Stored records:

━━━━━━━━

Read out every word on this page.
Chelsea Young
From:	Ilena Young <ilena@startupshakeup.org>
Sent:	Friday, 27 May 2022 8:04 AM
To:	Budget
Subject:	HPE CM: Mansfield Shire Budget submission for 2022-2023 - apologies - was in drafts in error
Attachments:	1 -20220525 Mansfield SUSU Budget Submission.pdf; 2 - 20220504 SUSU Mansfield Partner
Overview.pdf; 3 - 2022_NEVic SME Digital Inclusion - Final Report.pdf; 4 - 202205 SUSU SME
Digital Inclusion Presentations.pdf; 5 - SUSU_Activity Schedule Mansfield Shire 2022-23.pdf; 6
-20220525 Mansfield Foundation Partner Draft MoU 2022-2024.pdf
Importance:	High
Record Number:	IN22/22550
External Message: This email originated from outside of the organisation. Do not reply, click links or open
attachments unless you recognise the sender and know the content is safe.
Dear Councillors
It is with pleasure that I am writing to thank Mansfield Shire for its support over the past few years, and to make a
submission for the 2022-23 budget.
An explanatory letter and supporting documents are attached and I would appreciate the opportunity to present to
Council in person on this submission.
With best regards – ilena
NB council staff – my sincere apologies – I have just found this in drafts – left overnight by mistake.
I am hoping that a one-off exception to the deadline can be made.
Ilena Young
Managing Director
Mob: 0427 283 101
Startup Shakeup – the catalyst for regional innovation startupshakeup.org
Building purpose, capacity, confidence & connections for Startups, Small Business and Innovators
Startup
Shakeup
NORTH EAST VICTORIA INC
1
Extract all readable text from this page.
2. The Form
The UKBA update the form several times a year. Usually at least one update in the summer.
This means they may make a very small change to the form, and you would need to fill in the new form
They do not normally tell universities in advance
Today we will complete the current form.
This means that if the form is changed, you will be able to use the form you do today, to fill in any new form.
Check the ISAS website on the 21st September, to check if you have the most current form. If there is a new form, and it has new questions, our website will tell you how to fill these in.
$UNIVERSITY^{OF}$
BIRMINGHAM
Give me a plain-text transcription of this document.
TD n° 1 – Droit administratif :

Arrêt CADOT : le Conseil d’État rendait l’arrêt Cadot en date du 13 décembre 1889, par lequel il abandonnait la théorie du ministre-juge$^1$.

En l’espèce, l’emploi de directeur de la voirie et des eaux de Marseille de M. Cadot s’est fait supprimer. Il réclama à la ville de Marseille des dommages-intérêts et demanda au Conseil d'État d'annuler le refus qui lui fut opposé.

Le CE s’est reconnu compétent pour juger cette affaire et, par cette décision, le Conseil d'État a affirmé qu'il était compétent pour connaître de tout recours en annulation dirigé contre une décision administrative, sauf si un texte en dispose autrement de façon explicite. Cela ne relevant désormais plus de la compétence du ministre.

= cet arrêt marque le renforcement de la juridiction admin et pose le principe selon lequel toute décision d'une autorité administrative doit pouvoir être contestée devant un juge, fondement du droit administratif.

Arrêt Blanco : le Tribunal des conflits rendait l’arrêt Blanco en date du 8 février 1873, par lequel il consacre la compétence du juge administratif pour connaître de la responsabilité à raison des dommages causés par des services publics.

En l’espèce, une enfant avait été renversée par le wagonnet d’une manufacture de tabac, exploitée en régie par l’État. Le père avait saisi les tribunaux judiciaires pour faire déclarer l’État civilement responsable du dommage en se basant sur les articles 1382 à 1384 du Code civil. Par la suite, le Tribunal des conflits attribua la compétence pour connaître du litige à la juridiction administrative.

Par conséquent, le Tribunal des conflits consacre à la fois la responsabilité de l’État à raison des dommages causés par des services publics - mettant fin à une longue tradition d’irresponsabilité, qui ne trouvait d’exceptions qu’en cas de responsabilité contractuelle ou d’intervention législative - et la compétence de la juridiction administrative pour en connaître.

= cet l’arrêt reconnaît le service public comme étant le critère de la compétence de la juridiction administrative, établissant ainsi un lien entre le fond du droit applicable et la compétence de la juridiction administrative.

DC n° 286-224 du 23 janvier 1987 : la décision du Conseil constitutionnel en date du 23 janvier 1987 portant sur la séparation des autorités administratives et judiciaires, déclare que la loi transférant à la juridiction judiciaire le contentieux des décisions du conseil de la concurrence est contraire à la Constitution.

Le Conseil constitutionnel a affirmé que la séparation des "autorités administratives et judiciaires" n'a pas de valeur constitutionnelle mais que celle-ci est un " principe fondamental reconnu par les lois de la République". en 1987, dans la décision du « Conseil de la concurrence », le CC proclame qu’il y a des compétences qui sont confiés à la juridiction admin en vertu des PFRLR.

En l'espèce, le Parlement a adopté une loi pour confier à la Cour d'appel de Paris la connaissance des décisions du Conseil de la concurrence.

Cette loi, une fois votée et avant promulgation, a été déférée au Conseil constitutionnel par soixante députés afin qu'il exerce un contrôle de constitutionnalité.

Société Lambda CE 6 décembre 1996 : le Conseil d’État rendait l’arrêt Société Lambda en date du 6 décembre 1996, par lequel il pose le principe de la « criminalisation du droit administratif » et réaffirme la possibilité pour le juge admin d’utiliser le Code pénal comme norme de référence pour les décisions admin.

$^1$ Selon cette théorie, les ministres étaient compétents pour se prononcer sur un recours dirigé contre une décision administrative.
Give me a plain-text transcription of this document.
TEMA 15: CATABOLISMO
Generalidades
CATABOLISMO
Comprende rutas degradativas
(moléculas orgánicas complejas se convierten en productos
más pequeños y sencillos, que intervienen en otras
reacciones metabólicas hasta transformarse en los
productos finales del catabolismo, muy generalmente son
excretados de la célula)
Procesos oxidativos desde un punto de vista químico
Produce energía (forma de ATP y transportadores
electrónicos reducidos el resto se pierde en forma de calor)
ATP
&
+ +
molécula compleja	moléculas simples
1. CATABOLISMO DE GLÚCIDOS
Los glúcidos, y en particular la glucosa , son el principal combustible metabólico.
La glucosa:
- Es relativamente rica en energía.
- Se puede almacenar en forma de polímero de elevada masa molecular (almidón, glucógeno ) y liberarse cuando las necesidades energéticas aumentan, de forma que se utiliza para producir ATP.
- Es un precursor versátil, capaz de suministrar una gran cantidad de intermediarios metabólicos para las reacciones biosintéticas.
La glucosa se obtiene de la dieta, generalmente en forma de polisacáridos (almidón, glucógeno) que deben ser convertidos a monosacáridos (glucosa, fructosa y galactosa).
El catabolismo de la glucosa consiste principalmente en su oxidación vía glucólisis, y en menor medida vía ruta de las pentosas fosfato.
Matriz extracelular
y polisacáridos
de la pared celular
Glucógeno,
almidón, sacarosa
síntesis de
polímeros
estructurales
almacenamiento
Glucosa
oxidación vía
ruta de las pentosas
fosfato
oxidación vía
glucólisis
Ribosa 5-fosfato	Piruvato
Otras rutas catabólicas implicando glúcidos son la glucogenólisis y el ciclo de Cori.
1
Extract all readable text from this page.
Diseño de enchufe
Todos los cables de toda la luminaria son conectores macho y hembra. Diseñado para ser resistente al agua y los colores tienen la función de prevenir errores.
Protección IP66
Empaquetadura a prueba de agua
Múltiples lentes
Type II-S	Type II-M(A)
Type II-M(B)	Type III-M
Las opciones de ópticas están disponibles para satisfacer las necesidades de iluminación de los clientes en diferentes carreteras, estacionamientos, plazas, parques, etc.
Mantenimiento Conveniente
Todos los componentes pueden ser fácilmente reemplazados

━━━━━━━━

Copy every line above that includes the string "glucólisis".

Correct result:
El catabolismo de la glucosa consiste principalmente en su oxidación vía glucólisis, y en menor medida vía ruta de las pentosas fosfato.
glucólisis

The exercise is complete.